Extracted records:
_ _ _ _

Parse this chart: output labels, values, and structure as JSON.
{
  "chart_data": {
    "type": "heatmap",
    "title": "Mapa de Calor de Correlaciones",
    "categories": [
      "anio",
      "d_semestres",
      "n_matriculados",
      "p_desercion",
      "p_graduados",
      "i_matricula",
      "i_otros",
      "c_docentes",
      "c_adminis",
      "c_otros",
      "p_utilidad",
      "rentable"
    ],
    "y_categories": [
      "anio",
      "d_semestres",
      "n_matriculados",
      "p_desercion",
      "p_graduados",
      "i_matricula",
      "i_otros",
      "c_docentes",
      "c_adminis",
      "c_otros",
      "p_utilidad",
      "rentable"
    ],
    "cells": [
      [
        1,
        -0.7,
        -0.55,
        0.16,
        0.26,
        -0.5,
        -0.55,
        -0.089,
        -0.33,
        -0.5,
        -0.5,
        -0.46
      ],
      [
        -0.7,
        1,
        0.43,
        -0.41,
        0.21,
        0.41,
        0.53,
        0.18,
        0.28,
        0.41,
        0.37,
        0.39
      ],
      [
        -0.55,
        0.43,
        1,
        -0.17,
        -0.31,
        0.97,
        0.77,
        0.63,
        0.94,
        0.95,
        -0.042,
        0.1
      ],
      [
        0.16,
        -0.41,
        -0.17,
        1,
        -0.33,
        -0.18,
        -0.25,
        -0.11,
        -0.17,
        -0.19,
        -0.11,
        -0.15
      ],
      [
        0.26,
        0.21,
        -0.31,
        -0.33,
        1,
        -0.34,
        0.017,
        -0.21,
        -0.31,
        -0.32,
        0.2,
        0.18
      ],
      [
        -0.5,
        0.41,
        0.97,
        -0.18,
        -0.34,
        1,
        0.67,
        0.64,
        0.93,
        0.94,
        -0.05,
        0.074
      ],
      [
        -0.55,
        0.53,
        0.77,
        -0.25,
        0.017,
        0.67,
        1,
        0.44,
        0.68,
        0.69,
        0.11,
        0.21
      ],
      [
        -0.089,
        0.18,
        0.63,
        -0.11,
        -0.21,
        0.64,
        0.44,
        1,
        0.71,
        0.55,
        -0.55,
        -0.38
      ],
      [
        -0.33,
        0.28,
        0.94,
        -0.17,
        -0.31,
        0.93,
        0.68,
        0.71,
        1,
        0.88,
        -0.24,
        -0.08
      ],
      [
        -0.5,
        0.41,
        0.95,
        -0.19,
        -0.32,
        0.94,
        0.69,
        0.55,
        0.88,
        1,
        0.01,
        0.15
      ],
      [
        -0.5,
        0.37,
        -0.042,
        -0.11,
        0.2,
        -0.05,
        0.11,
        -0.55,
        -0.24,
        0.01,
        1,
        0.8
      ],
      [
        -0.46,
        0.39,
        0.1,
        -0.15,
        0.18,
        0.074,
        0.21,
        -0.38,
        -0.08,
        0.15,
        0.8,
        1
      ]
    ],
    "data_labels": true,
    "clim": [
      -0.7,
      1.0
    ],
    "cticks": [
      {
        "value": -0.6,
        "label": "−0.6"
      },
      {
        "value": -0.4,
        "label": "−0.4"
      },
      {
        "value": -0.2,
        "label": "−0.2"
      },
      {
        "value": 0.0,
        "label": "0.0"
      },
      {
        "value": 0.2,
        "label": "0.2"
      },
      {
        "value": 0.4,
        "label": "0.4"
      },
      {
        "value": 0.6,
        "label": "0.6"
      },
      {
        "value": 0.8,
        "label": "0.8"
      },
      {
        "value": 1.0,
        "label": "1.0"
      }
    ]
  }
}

_ _ _ _

Exercise directions
Exactly reproduce the material above.

The reply
Parse this chart: output labels, values, and structure as JSON.
{
  "chart_data": {
    "type": "heatmap",
    "title": "Mapa de Calor de Correlaciones",
    "categories": [
      "anio",
      "d_semestres",
      "n_matriculados",
      "p_desercion",
      "p_graduados",
      "i_matricula",
      "i_otros",
      "c_docentes",
      "c_adminis",
      "c_otros",
      "p_utilidad",
      "rentable"
    ],
    "y_categories": [
      "anio",
      "d_semestres",
      "n_matriculados",
      "p_desercion",
      "p_graduados",
      "i_matricula",
      "i_otros",
      "c_docentes",
      "c_adminis",
      "c_otros",
      "p_utilidad",
      "rentable"
    ],
    "cells": [
      [
        1,
        -0.7,
        -0.55,
        0.16,
        0.26,
        -0.5,
        -0.55,
        -0.089,
        -0.33,
        -0.5,
        -0.5,
        -0.46
      ],
      [
        -0.7,
        1,
        0.43,
        -0.41,
        0.21,
        0.41,
        0.53,
        0.18,
        0.28,
        0.41,
        0.37,
        0.39
      ],
      [
        -0.55,
        0.43,
        1,
        -0.17,
        -0.31,
        0.97,
        0.77,
        0.63,
        0.94,
        0.95,
        -0.042,
        0.1
      ],
      [
        0.16,
        -0.41,
        -0.17,
        1,
        -0.33,
        -0.18,
        -0.25,
        -0.11,
        -0.17,
        -0.19,
        -0.11,
        -0.15
      ],
      [
        0.26,
        0.21,
        -0.31,
        -0.33,
        1,
        -0.34,
        0.017,
        -0.21,
        -0.31,
        -0.32,
        0.2,
        0.18
      ],
      [
        -0.5,
        0.41,
        0.97,
        -0.18,
        -0.34,
        1,
        0.67,
        0.64,
        0.93,
        0.94,
        -0.05,
        0.074
      ],
      [
        -0.55,
        0.53,
        0.77,
        -0.25,
        0.017,
        0.67,
        1,
        0.44,
        0.68,
        0.69,
        0.11,
        0.21
      ],
      [
        -0.089,
        0.18,
        0.63,
        -0.11,
        -0.21,
        0.64,
        0.44,
        1,
        0.71,
        0.55,
        -0.55,
        -0.38
      ],
      [
        -0.33,
        0.28,
        0.94,
        -0.17,
        -0.31,
        0.93,
        0.68,
        0.71,
        1,
        0.88,
        -0.24,
        -0.08
      ],
      [
        -0.5,
        0.41,
        0.95,
        -0.19,
        -0.32,
        0.94,
        0.69,
        0.55,
        0.88,
        1,
        0.01,
        0.15
      ],
      [
        -0.5,
        0.37,
        -0.042,
        -0.11,
        0.2,
        -0.05,
        0.11,
        -0.55,
        -0.24,
        0.01,
        1,
        0.8
      ],
      [
        -0.46,
        0.39,
        0.1,
        -0.15,
        0.18,
        0.074,
        0.21,
        -0.38,
        -0.08,
        0.15,
        0.8,
        1
      ]
    ],
    "data_labels": true,
    "clim": [
      -0.7,
      1.0
    ],
    "cticks": [
      {
        "value": -0.6,
        "label": "−0.6"
      },
      {
        "value": -0.4,
        "label": "−0.4"
      },
      {
        "value": -0.2,
        "label": "−0.2"
      },
      {
        "value": 0.0,
        "label": "0.0"
      },
      {
        "value": 0.2,
        "label": "0.2"
      },
      {
        "value": 0.4,
        "label": "0.4"
      },
      {
        "value": 0.6,
        "label": "0.6"
      },
      {
        "value": 0.8,
        "label": "0.8"
      },
      {
        "value": 1.0,
        "label": "1.0"
      }
    ]
  }
}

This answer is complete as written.